:: Information given ::
----

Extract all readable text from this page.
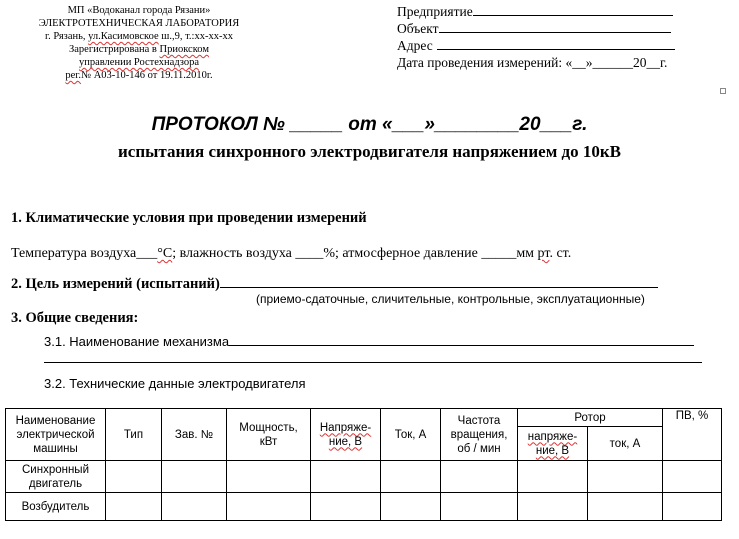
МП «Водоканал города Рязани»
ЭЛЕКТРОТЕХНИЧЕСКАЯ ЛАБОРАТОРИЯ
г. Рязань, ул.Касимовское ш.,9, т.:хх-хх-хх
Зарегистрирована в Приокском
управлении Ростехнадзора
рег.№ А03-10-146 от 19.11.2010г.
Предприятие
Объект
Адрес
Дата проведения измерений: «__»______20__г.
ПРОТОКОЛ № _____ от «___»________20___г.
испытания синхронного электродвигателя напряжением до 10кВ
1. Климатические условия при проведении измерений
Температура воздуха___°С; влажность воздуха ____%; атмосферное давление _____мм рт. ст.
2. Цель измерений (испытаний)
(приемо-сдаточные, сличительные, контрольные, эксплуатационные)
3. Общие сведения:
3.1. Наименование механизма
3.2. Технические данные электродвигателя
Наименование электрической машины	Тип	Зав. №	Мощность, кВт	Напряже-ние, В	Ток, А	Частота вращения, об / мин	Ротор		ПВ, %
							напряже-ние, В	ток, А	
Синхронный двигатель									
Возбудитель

----

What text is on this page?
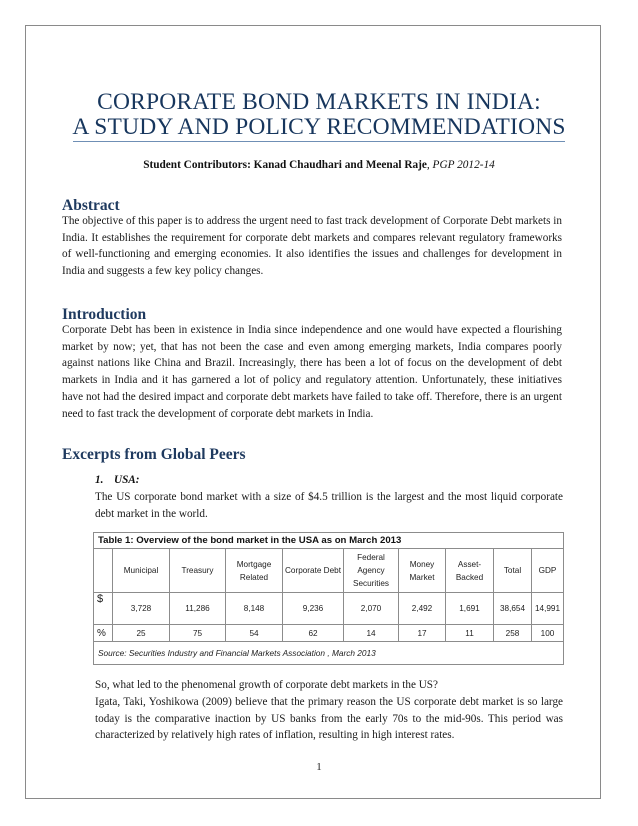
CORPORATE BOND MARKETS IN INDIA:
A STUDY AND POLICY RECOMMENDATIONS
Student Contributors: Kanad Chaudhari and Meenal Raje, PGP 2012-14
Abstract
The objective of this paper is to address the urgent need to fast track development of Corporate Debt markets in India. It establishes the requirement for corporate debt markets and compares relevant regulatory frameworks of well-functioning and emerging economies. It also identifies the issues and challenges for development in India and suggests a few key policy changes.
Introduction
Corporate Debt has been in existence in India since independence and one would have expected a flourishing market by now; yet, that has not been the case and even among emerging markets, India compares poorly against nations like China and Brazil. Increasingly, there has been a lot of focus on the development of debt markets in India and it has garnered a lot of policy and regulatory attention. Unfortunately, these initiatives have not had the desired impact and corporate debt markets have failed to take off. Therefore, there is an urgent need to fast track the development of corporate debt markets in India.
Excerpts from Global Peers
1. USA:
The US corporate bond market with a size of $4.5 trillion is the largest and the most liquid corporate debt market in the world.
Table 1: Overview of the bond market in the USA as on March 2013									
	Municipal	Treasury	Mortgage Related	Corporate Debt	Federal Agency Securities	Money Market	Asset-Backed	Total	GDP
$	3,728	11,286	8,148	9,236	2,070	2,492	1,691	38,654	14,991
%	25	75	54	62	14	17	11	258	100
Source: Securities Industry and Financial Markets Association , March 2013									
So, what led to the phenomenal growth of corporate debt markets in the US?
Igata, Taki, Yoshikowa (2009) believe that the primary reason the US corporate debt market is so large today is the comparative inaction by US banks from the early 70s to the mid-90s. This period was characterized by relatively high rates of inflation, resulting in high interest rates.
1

----

:: Objective ::
Where a line in the entries holds "электродвигателя", copy that line.

:: Exercise answer ::
испытания синхронного электродвигателя напряжением до 10кВ
3.2. Технические данные электродвигателя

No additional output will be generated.